→ PROBLEM
Return every record exactly as written.

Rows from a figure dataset
########################################

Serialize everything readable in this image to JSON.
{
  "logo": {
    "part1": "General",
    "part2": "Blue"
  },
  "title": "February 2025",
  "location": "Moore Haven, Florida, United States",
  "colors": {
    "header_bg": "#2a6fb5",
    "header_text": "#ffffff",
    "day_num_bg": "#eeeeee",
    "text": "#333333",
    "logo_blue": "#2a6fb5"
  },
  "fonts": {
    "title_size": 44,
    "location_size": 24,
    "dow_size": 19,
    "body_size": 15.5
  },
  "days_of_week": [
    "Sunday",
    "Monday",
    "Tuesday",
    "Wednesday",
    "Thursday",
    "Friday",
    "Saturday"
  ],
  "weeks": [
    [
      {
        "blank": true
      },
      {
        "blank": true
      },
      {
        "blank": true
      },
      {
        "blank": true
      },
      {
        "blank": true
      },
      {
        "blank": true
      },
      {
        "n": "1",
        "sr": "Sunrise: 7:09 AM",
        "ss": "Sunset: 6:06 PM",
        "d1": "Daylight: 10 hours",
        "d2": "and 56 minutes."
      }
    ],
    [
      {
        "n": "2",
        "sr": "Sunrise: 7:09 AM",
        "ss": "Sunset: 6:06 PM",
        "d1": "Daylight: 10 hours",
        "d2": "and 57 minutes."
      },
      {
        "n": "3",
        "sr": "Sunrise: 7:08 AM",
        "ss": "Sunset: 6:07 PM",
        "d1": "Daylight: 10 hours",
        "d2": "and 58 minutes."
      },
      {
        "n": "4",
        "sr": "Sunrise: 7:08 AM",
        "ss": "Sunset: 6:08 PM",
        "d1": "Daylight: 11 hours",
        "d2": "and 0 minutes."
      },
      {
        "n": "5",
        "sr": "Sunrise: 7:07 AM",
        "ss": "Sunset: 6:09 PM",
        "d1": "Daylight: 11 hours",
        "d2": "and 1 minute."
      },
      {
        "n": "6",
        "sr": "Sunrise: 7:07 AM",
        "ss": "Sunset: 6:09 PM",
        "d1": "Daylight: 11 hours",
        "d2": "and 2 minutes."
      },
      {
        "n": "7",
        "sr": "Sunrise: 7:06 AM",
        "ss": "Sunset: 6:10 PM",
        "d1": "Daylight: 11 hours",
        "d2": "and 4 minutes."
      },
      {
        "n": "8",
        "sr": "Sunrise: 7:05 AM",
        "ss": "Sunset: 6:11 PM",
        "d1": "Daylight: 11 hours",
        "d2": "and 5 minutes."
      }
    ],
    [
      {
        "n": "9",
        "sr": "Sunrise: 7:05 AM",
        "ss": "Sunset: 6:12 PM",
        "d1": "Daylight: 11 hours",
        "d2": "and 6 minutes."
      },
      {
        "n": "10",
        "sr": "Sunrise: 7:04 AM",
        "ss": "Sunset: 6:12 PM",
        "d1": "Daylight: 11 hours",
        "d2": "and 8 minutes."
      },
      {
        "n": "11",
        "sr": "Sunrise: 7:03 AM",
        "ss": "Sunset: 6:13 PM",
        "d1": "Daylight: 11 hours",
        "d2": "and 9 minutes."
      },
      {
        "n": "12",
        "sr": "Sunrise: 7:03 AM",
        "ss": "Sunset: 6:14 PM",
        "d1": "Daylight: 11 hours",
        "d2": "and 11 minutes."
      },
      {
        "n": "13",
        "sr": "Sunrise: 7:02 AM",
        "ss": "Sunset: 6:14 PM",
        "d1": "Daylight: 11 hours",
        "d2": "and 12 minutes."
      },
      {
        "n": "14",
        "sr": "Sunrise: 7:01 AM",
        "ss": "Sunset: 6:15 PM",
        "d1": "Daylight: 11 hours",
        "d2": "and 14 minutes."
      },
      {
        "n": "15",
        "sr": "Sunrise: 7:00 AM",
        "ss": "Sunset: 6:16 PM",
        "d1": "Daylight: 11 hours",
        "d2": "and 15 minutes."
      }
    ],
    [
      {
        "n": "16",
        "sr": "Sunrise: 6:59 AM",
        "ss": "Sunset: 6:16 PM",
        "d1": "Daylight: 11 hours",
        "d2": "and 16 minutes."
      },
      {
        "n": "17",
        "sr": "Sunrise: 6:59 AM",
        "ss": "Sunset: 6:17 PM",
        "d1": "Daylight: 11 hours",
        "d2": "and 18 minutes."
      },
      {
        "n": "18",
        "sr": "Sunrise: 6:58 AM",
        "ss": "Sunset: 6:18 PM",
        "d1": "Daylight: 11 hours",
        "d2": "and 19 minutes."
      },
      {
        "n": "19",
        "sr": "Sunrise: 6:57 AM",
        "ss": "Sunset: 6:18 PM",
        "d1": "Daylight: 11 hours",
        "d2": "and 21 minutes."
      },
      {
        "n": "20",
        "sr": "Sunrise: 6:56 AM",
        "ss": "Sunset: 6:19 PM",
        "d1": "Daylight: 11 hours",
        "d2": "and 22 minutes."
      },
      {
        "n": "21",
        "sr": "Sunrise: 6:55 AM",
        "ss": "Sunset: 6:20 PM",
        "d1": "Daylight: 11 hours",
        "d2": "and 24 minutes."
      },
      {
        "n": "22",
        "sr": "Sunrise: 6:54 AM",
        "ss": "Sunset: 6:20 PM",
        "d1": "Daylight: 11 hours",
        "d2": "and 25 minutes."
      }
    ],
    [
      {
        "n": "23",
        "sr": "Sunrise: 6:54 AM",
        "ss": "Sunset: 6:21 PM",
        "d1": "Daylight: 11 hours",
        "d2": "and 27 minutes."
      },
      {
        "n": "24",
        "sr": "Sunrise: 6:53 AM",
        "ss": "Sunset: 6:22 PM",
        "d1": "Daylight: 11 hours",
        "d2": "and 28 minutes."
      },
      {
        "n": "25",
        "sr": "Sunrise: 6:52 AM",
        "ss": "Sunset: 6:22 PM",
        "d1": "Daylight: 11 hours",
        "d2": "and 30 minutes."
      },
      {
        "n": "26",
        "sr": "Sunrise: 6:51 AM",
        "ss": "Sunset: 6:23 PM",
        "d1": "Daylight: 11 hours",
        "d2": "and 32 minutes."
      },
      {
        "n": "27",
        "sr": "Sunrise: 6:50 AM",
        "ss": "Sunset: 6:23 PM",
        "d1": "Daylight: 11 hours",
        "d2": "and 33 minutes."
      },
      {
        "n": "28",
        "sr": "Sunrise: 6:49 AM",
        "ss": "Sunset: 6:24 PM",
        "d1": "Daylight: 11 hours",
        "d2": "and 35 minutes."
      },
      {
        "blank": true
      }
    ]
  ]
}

########################################

→ REPLY TO THE EXERCISE
Serialize everything readable in this image to JSON.
{
  "logo": {
    "part1": "General",
    "part2": "Blue"
  },
  "title": "February 2025",
  "location": "Moore Haven, Florida, United States",
  "colors": {
    "header_bg": "#2a6fb5",
    "header_text": "#ffffff",
    "day_num_bg": "#eeeeee",
    "text": "#333333",
    "logo_blue": "#2a6fb5"
  },
  "fonts": {
    "title_size": 44,
    "location_size": 24,
    "dow_size": 19,
    "body_size": 15.5
  },
  "days_of_week": [
    "Sunday",
    "Monday",
    "Tuesday",
    "Wednesday",
    "Thursday",
    "Friday",
    "Saturday"
  ],
  "weeks": [
    [
      {
        "blank": true
      },
      {
        "blank": true
      },
      {
        "blank": true
      },
      {
        "blank": true
      },
      {
        "blank": true
      },
      {
        "blank": true
      },
      {
        "n": "1",
        "sr": "Sunrise: 7:09 AM",
        "ss": "Sunset: 6:06 PM",
        "d1": "Daylight: 10 hours",
        "d2": "and 56 minutes."
      }
    ],
    [
      {
        "n": "2",
        "sr": "Sunrise: 7:09 AM",
        "ss": "Sunset: 6:06 PM",
        "d1": "Daylight: 10 hours",
        "d2": "and 57 minutes."
      },
      {
        "n": "3",
        "sr": "Sunrise: 7:08 AM",
        "ss": "Sunset: 6:07 PM",
        "d1": "Daylight: 10 hours",
        "d2": "and 58 minutes."
      },
      {
        "n": "4",
        "sr": "Sunrise: 7:08 AM",
        "ss": "Sunset: 6:08 PM",
        "d1": "Daylight: 11 hours",
        "d2": "and 0 minutes."
      },
      {
        "n": "5",
        "sr": "Sunrise: 7:07 AM",
        "ss": "Sunset: 6:09 PM",
        "d1": "Daylight: 11 hours",
        "d2": "and 1 minute."
      },
      {
        "n": "6",
        "sr": "Sunrise: 7:07 AM",
        "ss": "Sunset: 6:09 PM",
        "d1": "Daylight: 11 hours",
        "d2": "and 2 minutes."
      },
      {
        "n": "7",
        "sr": "Sunrise: 7:06 AM",
        "ss": "Sunset: 6:10 PM",
        "d1": "Daylight: 11 hours",
        "d2": "and 4 minutes."
      },
      {
        "n": "8",
        "sr": "Sunrise: 7:05 AM",
        "ss": "Sunset: 6:11 PM",
        "d1": "Daylight: 11 hours",
        "d2": "and 5 minutes."
      }
    ],
    [
      {
        "n": "9",
        "sr": "Sunrise: 7:05 AM",
        "ss": "Sunset: 6:12 PM",
        "d1": "Daylight: 11 hours",
        "d2": "and 6 minutes."
      },
      {
        "n": "10",
        "sr": "Sunrise: 7:04 AM",
        "ss": "Sunset: 6:12 PM",
        "d1": "Daylight: 11 hours",
        "d2": "and 8 minutes."
      },
      {
        "n": "11",
        "sr": "Sunrise: 7:03 AM",
        "ss": "Sunset: 6:13 PM",
        "d1": "Daylight: 11 hours",
        "d2": "and 9 minutes."
      },
      {
        "n": "12",
        "sr": "Sunrise: 7:03 AM",
        "ss": "Sunset: 6:14 PM",
        "d1": "Daylight: 11 hours",
        "d2": "and 11 minutes."
      },
      {
        "n": "13",
        "sr": "Sunrise: 7:02 AM",
        "ss": "Sunset: 6:14 PM",
        "d1": "Daylight: 11 hours",
        "d2": "and 12 minutes."
      },
      {
        "n": "14",
        "sr": "Sunrise: 7:01 AM",
        "ss": "Sunset: 6:15 PM",
        "d1": "Daylight: 11 hours",
        "d2": "and 14 minutes."
      },
      {
        "n": "15",
        "sr": "Sunrise: 7:00 AM",
        "ss": "Sunset: 6:16 PM",
        "d1": "Daylight: 11 hours",
        "d2": "and 15 minutes."
      }
    ],
    [
      {
        "n": "16",
        "sr": "Sunrise: 6:59 AM",
        "ss": "Sunset: 6:16 PM",
        "d1": "Daylight: 11 hours",
        "d2": "and 16 minutes."
      },
      {
        "n": "17",
        "sr": "Sunrise: 6:59 AM",
        "ss": "Sunset: 6:17 PM",
        "d1": "Daylight: 11 hours",
        "d2": "and 18 minutes."
      },
      {
        "n": "18",
        "sr": "Sunrise: 6:58 AM",
        "ss": "Sunset: 6:18 PM",
        "d1": "Daylight: 11 hours",
        "d2": "and 19 minutes."
      },
      {
        "n": "19",
        "sr": "Sunrise: 6:57 AM",
        "ss": "Sunset: 6:18 PM",
        "d1": "Daylight: 11 hours",
        "d2": "and 21 minutes."
      },
      {
        "n": "20",
        "sr": "Sunrise: 6:56 AM",
        "ss": "Sunset: 6:19 PM",
        "d1": "Daylight: 11 hours",
        "d2": "and 22 minutes."
      },
      {
        "n": "21",
        "sr": "Sunrise: 6:55 AM",
        "ss": "Sunset: 6:20 PM",
        "d1": "Daylight: 11 hours",
        "d2": "and 24 minutes."
      },
      {
        "n": "22",
        "sr": "Sunrise: 6:54 AM",
        "ss": "Sunset: 6:20 PM",
        "d1": "Daylight: 11 hours",
        "d2": "and 25 minutes."
      }
    ],
    [
      {
        "n": "23",
        "sr": "Sunrise: 6:54 AM",
        "ss": "Sunset: 6:21 PM",
        "d1": "Daylight: 11 hours",
        "d2": "and 27 minutes."
      },
      {
        "n": "24",
        "sr": "Sunrise: 6:53 AM",
        "ss": "Sunset: 6:22 PM",
        "d1": "Daylight: 11 hours",
        "d2": "and 28 minutes."
      },
      {
        "n": "25",
        "sr": "Sunrise: 6:52 AM",
        "ss": "Sunset: 6:22 PM",
        "d1": "Daylight: 11 hours",
        "d2": "and 30 minutes."
      },
      {
        "n": "26",
        "sr": "Sunrise: 6:51 AM",
        "ss": "Sunset: 6:23 PM",
        "d1": "Daylight: 11 hours",
        "d2": "and 32 minutes."
      },
      {
        "n": "27",
        "sr": "Sunrise: 6:50 AM",
        "ss": "Sunset: 6:23 PM",
        "d1": "Daylight: 11 hours",
        "d2": "and 33 minutes."
      },
      {
        "n": "28",
        "sr": "Sunrise: 6:49 AM",
        "ss": "Sunset: 6:24 PM",
        "d1": "Daylight: 11 hours",
        "d2": "and 35 minutes."
      },
      {
        "blank": true
      }
    ]
  ]
}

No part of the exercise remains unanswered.